* [TASKS FOR THIS EXERCISE]
• 1. Using the article on Southern Sudan Beverages, decide whether each statement below agrees with it: (a) the factory in Juba cost roughly £32 million; (b) all the ingredients for beer could be sourced locally; (c) the company stopped operating in 2016. Answer yes or no for each and quote the words from the article that settle it.
• 2. Carry on the article on Southern Sudan Beverages from the point where it stops.

* [SELECTED EXTRACT]
%%
Southern Sudan Beverages Going up
- Company type: Private Subsidiary
- Industry: Brewing, Beverage
- Founded: 2009
- Headquarters: Juba, South Sudan
- Key people: Ashir Mori- CM
- Products: Beer, Wines and Spirits
- Parent: SABMiller
- Website: SSBL on SABMiller

= Southern Sudan Beverages Limited =

Former brewery in South Sudan

Southern Sudan Beverages Limited was a brewery based in South Sudan and previously owned by ABInBev. The company closed operations in 2016.

==History==
SABMiller has an investment in the company while it was within the jurisdiction of Sudan. It built a ~£32 million factory in Juba, making it the first manufacturing facility in the country and came despite competition from imported beers from Kenya and Uganda.

The initial plans to start a brewery had begun in 2006 before the launch in 2009. The company's initial challenges included logistics as material to build the first factory needed to be driven into the country from Mombasa, Kenya including two second hand brewery machines from Malta and Bulgaria and a power plant needed to be built, while the only ingredient of beer available was local water from the Nile and the over 250 workers who had mostly never been employed before needed to be trained from scratch.
%%
* [LISTED ENTRIES]
%%
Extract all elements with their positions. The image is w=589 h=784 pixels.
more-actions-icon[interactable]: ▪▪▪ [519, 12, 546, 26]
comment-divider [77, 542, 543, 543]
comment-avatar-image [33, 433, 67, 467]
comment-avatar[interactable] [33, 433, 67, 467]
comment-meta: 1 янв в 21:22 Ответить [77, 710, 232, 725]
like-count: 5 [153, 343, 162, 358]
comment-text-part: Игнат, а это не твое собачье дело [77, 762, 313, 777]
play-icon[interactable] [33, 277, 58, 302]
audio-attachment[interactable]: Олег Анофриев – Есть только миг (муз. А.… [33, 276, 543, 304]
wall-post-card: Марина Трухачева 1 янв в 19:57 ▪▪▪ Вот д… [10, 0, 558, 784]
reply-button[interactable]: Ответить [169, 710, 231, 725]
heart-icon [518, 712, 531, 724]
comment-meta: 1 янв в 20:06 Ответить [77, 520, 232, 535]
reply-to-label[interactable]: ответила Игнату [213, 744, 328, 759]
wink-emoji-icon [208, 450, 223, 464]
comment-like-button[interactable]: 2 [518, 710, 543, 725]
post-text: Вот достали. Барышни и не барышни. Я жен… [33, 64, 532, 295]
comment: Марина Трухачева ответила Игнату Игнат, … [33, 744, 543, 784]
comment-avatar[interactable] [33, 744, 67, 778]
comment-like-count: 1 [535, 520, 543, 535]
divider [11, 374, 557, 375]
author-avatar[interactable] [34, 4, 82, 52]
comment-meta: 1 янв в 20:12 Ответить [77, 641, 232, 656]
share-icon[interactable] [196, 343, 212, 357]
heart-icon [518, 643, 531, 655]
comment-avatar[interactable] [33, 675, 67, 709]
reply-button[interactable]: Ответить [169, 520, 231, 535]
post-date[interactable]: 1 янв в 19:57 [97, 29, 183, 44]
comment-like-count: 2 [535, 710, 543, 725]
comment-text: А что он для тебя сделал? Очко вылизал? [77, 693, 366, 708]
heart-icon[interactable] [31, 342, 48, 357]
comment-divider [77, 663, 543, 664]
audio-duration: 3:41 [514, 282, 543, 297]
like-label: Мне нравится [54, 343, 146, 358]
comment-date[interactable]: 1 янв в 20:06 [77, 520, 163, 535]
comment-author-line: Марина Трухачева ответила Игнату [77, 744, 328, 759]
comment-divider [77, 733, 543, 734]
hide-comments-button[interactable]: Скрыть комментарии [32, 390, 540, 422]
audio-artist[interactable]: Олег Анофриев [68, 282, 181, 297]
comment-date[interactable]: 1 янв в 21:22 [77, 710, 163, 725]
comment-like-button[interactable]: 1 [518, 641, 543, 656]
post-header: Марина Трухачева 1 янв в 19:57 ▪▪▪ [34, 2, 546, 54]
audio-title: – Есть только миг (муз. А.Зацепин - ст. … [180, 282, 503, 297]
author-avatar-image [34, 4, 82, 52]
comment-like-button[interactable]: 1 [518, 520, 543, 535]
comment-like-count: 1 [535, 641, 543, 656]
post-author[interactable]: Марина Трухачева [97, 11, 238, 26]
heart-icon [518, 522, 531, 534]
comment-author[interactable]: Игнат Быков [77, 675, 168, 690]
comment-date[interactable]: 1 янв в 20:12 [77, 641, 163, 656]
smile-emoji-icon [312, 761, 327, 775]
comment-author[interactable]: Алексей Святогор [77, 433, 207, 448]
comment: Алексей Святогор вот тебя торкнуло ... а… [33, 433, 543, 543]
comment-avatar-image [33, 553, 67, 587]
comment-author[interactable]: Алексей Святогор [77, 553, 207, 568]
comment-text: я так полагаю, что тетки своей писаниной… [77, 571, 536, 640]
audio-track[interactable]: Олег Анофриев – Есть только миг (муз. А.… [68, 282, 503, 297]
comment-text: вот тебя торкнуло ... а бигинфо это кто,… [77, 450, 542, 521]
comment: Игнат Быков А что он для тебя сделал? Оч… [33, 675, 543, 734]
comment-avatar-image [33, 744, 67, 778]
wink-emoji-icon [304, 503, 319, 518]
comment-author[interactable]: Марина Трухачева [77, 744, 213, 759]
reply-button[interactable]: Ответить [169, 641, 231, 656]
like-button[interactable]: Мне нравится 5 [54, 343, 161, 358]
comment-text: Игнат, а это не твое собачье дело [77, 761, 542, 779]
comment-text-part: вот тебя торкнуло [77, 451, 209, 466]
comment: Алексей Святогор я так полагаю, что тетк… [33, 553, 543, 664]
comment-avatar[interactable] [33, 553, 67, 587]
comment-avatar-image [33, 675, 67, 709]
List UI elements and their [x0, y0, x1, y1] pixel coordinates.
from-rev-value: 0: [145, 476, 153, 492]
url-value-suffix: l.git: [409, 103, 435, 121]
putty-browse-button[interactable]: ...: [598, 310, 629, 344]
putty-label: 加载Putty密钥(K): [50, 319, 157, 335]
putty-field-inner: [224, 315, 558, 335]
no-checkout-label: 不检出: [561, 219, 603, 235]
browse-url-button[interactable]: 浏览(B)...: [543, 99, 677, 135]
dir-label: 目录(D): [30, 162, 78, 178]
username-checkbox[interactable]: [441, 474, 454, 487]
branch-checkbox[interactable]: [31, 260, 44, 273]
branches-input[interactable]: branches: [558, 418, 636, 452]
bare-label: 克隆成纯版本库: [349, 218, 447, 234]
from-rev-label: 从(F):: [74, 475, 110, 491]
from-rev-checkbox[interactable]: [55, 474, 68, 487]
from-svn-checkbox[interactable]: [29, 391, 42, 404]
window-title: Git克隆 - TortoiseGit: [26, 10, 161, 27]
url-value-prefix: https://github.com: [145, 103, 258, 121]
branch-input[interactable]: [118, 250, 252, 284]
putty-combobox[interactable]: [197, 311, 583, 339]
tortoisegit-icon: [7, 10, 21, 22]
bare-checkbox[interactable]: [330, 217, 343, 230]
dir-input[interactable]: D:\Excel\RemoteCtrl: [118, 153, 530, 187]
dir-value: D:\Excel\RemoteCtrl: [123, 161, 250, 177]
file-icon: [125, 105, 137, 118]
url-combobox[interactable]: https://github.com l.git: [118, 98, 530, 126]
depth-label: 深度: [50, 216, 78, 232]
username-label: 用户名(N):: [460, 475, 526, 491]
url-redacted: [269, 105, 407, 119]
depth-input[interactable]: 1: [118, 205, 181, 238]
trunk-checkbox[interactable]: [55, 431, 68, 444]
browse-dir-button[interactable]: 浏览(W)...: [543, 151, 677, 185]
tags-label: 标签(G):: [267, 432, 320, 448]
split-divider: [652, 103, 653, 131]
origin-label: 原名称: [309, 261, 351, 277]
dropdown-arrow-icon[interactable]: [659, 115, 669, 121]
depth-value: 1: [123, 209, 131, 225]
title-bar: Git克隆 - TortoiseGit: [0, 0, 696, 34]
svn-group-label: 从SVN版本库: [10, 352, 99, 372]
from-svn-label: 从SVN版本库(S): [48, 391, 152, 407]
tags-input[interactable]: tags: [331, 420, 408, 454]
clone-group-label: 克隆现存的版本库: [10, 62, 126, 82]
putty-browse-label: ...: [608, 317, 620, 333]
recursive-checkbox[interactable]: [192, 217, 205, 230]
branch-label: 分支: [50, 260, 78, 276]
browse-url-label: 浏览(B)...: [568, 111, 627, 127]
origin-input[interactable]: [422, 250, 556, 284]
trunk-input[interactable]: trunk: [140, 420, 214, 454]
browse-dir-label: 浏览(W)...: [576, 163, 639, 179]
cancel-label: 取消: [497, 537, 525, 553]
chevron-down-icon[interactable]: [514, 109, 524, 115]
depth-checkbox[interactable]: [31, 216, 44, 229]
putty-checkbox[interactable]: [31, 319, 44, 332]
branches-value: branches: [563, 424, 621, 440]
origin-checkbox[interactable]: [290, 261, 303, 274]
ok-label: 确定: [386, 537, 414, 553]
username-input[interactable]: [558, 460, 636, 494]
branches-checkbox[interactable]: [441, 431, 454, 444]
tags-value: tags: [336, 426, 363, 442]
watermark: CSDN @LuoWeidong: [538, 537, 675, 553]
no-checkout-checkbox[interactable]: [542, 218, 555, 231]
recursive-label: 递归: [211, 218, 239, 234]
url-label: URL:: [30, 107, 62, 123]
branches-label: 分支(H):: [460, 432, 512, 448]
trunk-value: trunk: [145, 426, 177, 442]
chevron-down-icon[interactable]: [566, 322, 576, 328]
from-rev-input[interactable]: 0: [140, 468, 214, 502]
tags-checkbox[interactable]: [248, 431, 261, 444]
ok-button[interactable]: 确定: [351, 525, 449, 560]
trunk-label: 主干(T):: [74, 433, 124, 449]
%%
* [LIST OF ANSWERS]
• 1.
(a) Yes: "It built a ~£32 million factory in Juba"
(b) No: "the only ingredient of beer available was local water from the Nile"
(c) Yes: "The company closed operations in 2016."

• 2.
The malted barley, hops and yeast are imported but there were plans to work with local farmers to start brewing with cassava. The factory has a capacity to produce 180,000hl of clear beer and 60,000hl of carbonated soft drinks annually. The flagship White Bull's colours are yellow, green and white and are served in heavy brown bottles. It is also illegally available in Khartoum, Sudan. Production started in May 2009. Ian Alsworth-Elvey is the inaugural managing director of the company. A new managing director, Carlos Gomes was appointed to take over the business in March 2015.

This was, however, not the first attempt to build a brewery in the country after Belgium's SYBETRA built the White Nile Brewery in Wau in 1983, but the Sudanese government did not license the project due to sharia law.

On 14 January 2016, the company had announced it would be closing its brewing operations in South Sudan by mid-February due to the foreign-currency shortage restricting its ability to import raw materials.

In 2022 Life Industries which previously produced bottled water opened a brewery in Juba. The company has a range of beers of varying strengths including South Beer.

==Brands==
The beer brands that were manufactured are White Bull, Nile Special (brewed primarily in Jinja, Uganda but also at the South Sudan brewery) and Club Pilsner pale lager beer. The company also produces soft drinks such as Club Cola, Club Berry, Club Lemmon, Club Pineapple, Club Orange, and Club Apple . In addition to soft dinks and beer, the company also produces spirits such as Konyagi Gin, Vladimir Vodka, Regency Whisky and Valeur Brandy.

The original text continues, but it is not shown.